## TASK DETAILS
Send back the records in full, character for character.

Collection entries
[Start]
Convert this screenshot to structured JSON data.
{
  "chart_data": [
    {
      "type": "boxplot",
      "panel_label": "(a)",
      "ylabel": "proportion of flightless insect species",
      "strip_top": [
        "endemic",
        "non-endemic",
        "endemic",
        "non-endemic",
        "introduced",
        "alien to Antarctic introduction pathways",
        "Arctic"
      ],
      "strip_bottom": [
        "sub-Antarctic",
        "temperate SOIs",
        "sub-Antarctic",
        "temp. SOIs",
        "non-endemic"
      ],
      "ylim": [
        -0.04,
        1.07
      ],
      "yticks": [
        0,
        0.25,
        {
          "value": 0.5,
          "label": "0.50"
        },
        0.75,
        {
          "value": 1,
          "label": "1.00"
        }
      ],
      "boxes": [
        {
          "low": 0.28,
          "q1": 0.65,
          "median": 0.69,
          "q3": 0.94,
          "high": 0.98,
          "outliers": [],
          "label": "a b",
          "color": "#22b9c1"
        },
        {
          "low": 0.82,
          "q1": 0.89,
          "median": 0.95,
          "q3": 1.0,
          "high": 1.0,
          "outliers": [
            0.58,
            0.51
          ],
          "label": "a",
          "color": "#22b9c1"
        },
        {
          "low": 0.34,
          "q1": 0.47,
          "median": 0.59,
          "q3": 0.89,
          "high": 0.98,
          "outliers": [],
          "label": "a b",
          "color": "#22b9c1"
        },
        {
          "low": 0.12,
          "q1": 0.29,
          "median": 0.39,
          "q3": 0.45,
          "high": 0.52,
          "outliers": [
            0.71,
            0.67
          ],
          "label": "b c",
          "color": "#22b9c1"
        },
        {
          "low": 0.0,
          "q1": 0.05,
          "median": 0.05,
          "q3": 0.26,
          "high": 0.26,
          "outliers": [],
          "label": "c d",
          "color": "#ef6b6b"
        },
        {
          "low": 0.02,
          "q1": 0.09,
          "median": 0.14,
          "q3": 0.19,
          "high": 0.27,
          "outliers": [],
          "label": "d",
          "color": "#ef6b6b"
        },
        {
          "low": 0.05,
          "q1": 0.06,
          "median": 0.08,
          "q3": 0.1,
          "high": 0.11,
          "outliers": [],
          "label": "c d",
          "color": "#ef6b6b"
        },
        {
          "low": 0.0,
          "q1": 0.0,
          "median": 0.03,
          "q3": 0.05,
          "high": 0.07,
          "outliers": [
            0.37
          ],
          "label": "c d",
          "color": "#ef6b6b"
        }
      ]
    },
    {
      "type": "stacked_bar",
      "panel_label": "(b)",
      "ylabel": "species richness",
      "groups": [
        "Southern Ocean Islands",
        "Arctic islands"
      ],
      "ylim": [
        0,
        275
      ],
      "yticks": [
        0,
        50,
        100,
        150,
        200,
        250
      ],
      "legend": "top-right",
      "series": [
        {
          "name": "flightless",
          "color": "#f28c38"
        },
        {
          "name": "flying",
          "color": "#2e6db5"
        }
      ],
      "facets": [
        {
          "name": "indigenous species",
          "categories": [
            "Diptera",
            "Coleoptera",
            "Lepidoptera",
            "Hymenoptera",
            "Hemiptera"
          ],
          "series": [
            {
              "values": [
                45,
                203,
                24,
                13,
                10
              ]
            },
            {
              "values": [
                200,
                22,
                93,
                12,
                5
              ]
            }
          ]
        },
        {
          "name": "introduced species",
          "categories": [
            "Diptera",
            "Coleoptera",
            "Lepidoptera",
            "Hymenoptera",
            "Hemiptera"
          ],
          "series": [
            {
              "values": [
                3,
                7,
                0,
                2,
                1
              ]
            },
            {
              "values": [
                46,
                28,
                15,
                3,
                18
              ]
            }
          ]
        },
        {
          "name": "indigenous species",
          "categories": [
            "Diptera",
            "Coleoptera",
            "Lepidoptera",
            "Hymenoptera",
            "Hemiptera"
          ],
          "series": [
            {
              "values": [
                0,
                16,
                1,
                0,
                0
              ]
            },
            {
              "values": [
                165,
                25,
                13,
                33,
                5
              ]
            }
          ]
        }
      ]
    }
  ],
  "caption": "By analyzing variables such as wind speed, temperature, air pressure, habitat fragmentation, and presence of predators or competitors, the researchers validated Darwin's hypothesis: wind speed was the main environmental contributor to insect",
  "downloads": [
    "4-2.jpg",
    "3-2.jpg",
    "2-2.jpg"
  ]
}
[End]
## ANSWER FOR THIS EXERCISE
Convert this screenshot to structured JSON data.
{
  "chart_data": [
    {
      "type": "boxplot",
      "panel_label": "(a)",
      "ylabel": "proportion of flightless insect species",
      "strip_top": [
        "endemic",
        "non-endemic",
        "endemic",
        "non-endemic",
        "introduced",
        "alien to Antarctic introduction pathways",
        "Arctic"
      ],
      "strip_bottom": [
        "sub-Antarctic",
        "temperate SOIs",
        "sub-Antarctic",
        "temp. SOIs",
        "non-endemic"
      ],
      "ylim": [
        -0.04,
        1.07
      ],
      "yticks": [
        0,
        0.25,
        {
          "value": 0.5,
          "label": "0.50"
        },
        0.75,
        {
          "value": 1,
          "label": "1.00"
        }
      ],
      "boxes": [
        {
          "low": 0.28,
          "q1": 0.65,
          "median": 0.69,
          "q3": 0.94,
          "high": 0.98,
          "outliers": [],
          "label": "a b",
          "color": "#22b9c1"
        },
        {
          "low": 0.82,
          "q1": 0.89,
          "median": 0.95,
          "q3": 1.0,
          "high": 1.0,
          "outliers": [
            0.58,
            0.51
          ],
          "label": "a",
          "color": "#22b9c1"
        },
        {
          "low": 0.34,
          "q1": 0.47,
          "median": 0.59,
          "q3": 0.89,
          "high": 0.98,
          "outliers": [],
          "label": "a b",
          "color": "#22b9c1"
        },
        {
          "low": 0.12,
          "q1": 0.29,
          "median": 0.39,
          "q3": 0.45,
          "high": 0.52,
          "outliers": [
            0.71,
            0.67
          ],
          "label": "b c",
          "color": "#22b9c1"
        },
        {
          "low": 0.0,
          "q1": 0.05,
          "median": 0.05,
          "q3": 0.26,
          "high": 0.26,
          "outliers": [],
          "label": "c d",
          "color": "#ef6b6b"
        },
        {
          "low": 0.02,
          "q1": 0.09,
          "median": 0.14,
          "q3": 0.19,
          "high": 0.27,
          "outliers": [],
          "label": "d",
          "color": "#ef6b6b"
        },
        {
          "low": 0.05,
          "q1": 0.06,
          "median": 0.08,
          "q3": 0.1,
          "high": 0.11,
          "outliers": [],
          "label": "c d",
          "color": "#ef6b6b"
        },
        {
          "low": 0.0,
          "q1": 0.0,
          "median": 0.03,
          "q3": 0.05,
          "high": 0.07,
          "outliers": [
            0.37
          ],
          "label": "c d",
          "color": "#ef6b6b"
        }
      ]
    },
    {
      "type": "stacked_bar",
      "panel_label": "(b)",
      "ylabel": "species richness",
      "groups": [
        "Southern Ocean Islands",
        "Arctic islands"
      ],
      "ylim": [
        0,
        275
      ],
      "yticks": [
        0,
        50,
        100,
        150,
        200,
        250
      ],
      "legend": "top-right",
      "series": [
        {
          "name": "flightless",
          "color": "#f28c38"
        },
        {
          "name": "flying",
          "color": "#2e6db5"
        }
      ],
      "facets": [
        {
          "name": "indigenous species",
          "categories": [
            "Diptera",
            "Coleoptera",
            "Lepidoptera",
            "Hymenoptera",
            "Hemiptera"
          ],
          "series": [
            {
              "values": [
                45,
                203,
                24,
                13,
                10
              ]
            },
            {
              "values": [
                200,
                22,
                93,
                12,
                5
              ]
            }
          ]
        },
        {
          "name": "introduced species",
          "categories": [
            "Diptera",
            "Coleoptera",
            "Lepidoptera",
            "Hymenoptera",
            "Hemiptera"
          ],
          "series": [
            {
              "values": [
                3,
                7,
                0,
                2,
                1
              ]
            },
            {
              "values": [
                46,
                28,
                15,
                3,
                18
              ]
            }
          ]
        },
        {
          "name": "indigenous species",
          "categories": [
            "Diptera",
            "Coleoptera",
            "Lepidoptera",
            "Hymenoptera",
            "Hemiptera"
          ],
          "series": [
            {
              "values": [
                0,
                16,
                1,
                0,
                0
              ]
            },
            {
              "values": [
                165,
                25,
                13,
                33,
                5
              ]
            }
          ]
        }
      ]
    }
  ],
  "caption": "By analyzing variables such as wind speed, temperature, air pressure, habitat fragmentation, and presence of predators or competitors, the researchers validated Darwin's hypothesis: wind speed was the main environmental contributor to insect",
  "downloads": [
    "4-2.jpg",
    "3-2.jpg",
    "2-2.jpg"
  ]
}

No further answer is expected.